## Start

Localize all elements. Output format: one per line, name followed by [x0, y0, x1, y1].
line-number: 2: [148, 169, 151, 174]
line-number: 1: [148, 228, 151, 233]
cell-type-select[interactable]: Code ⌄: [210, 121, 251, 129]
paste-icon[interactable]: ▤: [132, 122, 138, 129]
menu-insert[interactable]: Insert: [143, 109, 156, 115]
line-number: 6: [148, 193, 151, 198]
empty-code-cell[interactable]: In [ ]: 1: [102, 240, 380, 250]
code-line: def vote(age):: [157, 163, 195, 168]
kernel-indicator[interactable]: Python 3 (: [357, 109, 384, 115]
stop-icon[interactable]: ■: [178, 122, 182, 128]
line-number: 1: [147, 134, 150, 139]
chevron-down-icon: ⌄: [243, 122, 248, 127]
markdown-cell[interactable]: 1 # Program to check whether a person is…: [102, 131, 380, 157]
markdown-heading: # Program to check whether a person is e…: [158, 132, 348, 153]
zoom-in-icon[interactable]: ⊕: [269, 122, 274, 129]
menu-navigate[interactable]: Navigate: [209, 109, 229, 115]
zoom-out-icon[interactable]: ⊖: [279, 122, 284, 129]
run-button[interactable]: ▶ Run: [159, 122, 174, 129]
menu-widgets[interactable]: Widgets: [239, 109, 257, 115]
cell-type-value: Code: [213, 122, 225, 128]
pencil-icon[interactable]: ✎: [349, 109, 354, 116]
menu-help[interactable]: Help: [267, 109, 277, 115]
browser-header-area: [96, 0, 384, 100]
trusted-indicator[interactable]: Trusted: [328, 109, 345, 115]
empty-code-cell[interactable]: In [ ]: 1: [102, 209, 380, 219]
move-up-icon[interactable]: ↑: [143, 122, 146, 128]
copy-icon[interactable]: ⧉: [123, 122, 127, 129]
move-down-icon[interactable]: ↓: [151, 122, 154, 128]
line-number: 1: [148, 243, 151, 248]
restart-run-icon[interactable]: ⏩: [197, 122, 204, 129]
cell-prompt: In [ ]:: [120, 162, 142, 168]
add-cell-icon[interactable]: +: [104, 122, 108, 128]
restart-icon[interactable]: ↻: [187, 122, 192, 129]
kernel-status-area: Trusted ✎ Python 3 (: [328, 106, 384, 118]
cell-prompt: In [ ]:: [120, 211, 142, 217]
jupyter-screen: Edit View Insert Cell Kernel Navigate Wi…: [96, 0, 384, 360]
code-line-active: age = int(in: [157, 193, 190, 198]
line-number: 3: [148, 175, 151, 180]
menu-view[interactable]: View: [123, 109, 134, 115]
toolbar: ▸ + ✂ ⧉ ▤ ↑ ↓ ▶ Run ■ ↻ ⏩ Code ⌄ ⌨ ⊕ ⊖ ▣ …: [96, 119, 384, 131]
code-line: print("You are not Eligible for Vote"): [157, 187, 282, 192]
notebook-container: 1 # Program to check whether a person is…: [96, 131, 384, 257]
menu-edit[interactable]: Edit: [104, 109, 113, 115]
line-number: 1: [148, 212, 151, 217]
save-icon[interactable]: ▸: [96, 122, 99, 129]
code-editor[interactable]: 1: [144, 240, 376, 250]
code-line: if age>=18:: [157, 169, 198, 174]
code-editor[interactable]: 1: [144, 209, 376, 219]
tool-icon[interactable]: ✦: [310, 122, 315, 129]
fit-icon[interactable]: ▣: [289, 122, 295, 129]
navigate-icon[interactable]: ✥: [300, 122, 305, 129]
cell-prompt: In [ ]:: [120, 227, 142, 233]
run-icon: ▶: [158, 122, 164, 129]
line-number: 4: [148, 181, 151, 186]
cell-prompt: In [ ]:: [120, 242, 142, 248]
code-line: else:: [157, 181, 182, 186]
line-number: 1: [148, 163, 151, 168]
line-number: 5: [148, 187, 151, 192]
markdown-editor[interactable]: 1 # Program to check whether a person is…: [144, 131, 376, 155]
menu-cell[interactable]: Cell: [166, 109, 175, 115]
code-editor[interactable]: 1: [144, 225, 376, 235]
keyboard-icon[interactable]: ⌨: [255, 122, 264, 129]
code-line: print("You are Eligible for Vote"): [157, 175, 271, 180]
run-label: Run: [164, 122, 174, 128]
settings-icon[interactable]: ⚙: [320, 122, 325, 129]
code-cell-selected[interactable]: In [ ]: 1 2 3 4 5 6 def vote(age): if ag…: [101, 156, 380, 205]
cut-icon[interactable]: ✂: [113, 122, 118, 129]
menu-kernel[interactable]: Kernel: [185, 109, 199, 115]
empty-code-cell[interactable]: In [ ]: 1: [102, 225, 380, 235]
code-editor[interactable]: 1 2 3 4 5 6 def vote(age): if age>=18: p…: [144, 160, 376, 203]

## End

Lay out every line of the material above as a numbered list, leaving out any blank lines.

**FULL RESPONSE**.
1. Localize all elements. Output format: one per line, name followed by [x0, y0, x1, y1].
2. line-number: 2: [148, 169, 151, 174]
3. line-number: 1: [148, 228, 151, 233]
4. cell-type-select[interactable]: Code ⌄: [210, 121, 251, 129]
5. paste-icon[interactable]: ▤: [132, 122, 138, 129]
6. menu-insert[interactable]: Insert: [143, 109, 156, 115]
7. line-number: 6: [148, 193, 151, 198]
8. empty-code-cell[interactable]: In [ ]: 1: [102, 240, 380, 250]
9. code-line: def vote(age):: [157, 163, 195, 168]
10. kernel-indicator[interactable]: Python 3 (: [357, 109, 384, 115]
11. stop-icon[interactable]: ■: [178, 122, 182, 128]
12. line-number: 1: [147, 134, 150, 139]
13. chevron-down-icon: ⌄: [243, 122, 248, 127]
14. markdown-cell[interactable]: 1 # Program to check whether a person is…: [102, 131, 380, 157]
15. markdown-heading: # Program to check whether a person is e…: [158, 132, 348, 153]
16. zoom-in-icon[interactable]: ⊕: [269, 122, 274, 129]
17. menu-navigate[interactable]: Navigate: [209, 109, 229, 115]
18. zoom-out-icon[interactable]: ⊖: [279, 122, 284, 129]
19. run-button[interactable]: ▶ Run: [159, 122, 174, 129]
20. menu-widgets[interactable]: Widgets: [239, 109, 257, 115]
21. cell-type-value: Code: [213, 122, 225, 128]
22. pencil-icon[interactable]: ✎: [349, 109, 354, 116]
23. menu-help[interactable]: Help: [267, 109, 277, 115]
24. browser-header-area: [96, 0, 384, 100]
25. trusted-indicator[interactable]: Trusted: [328, 109, 345, 115]
26. empty-code-cell[interactable]: In [ ]: 1: [102, 209, 380, 219]
27. move-up-icon[interactable]: ↑: [143, 122, 146, 128]
28. copy-icon[interactable]: ⧉: [123, 122, 127, 129]
29. move-down-icon[interactable]: ↓: [151, 122, 154, 128]
30. line-number: 1: [148, 243, 151, 248]
31. restart-run-icon[interactable]: ⏩: [197, 122, 204, 129]
32. cell-prompt: In [ ]:: [120, 162, 142, 168]
33. add-cell-icon[interactable]: +: [104, 122, 108, 128]
34. restart-icon[interactable]: ↻: [187, 122, 192, 129]
35. kernel-status-area: Trusted ✎ Python 3 (: [328, 106, 384, 118]
36. cell-prompt: In [ ]:: [120, 211, 142, 217]
37. jupyter-screen: Edit View Insert Cell Kernel Navigate Wi…: [96, 0, 384, 360]
38. code-line-active: age = int(in: [157, 193, 190, 198]
39. line-number: 3: [148, 175, 151, 180]
40. menu-view[interactable]: View: [123, 109, 134, 115]
41. toolbar: ▸ + ✂ ⧉ ▤ ↑ ↓ ▶ Run ■ ↻ ⏩ Code ⌄ ⌨ ⊕ ⊖ ▣ …: [96, 119, 384, 131]
42. code-line: print("You are not Eligible for Vote"): [157, 187, 282, 192]
43. notebook-container: 1 # Program to check whether a person is…: [96, 131, 384, 257]
44. menu-edit[interactable]: Edit: [104, 109, 113, 115]
45. line-number: 1: [148, 212, 151, 217]
46. save-icon[interactable]: ▸: [96, 122, 99, 129]
47. code-editor[interactable]: 1: [144, 240, 376, 250]
48. code-line: if age>=18:: [157, 169, 198, 174]
49. code-editor[interactable]: 1: [144, 209, 376, 219]
50. tool-icon[interactable]: ✦: [310, 122, 315, 129]
51. fit-icon[interactable]: ▣: [289, 122, 295, 129]
52. navigate-icon[interactable]: ✥: [300, 122, 305, 129]
53. cell-prompt: In [ ]:: [120, 227, 142, 233]
54. run-icon: ▶: [158, 122, 164, 129]
55. line-number: 4: [148, 181, 151, 186]
56. cell-prompt: In [ ]:: [120, 242, 142, 248]
57. code-line: else:: [157, 181, 182, 186]
58. line-number: 1: [148, 163, 151, 168]
59. line-number: 5: [148, 187, 151, 192]
60. markdown-editor[interactable]: 1 # Program to check whether a person is…: [144, 131, 376, 155]
61. menu-cell[interactable]: Cell: [166, 109, 175, 115]
62. code-editor[interactable]: 1: [144, 225, 376, 235]
63. keyboard-icon[interactable]: ⌨: [255, 122, 264, 129]
64. code-line: print("You are Eligible for Vote"): [157, 175, 271, 180]
65. run-label: Run: [164, 122, 174, 128]
66. settings-icon[interactable]: ⚙: [320, 122, 325, 129]
67. code-cell-selected[interactable]: In [ ]: 1 2 3 4 5 6 def vote(age): if ag…: [101, 156, 380, 205]
68. cut-icon[interactable]: ✂: [113, 122, 118, 129]
69. menu-kernel[interactable]: Kernel: [185, 109, 199, 115]
70. empty-code-cell[interactable]: In [ ]: 1: [102, 225, 380, 235]
71. code-editor[interactable]: 1 2 3 4 5 6 def vote(age): if age>=18: p…: [144, 160, 376, 203]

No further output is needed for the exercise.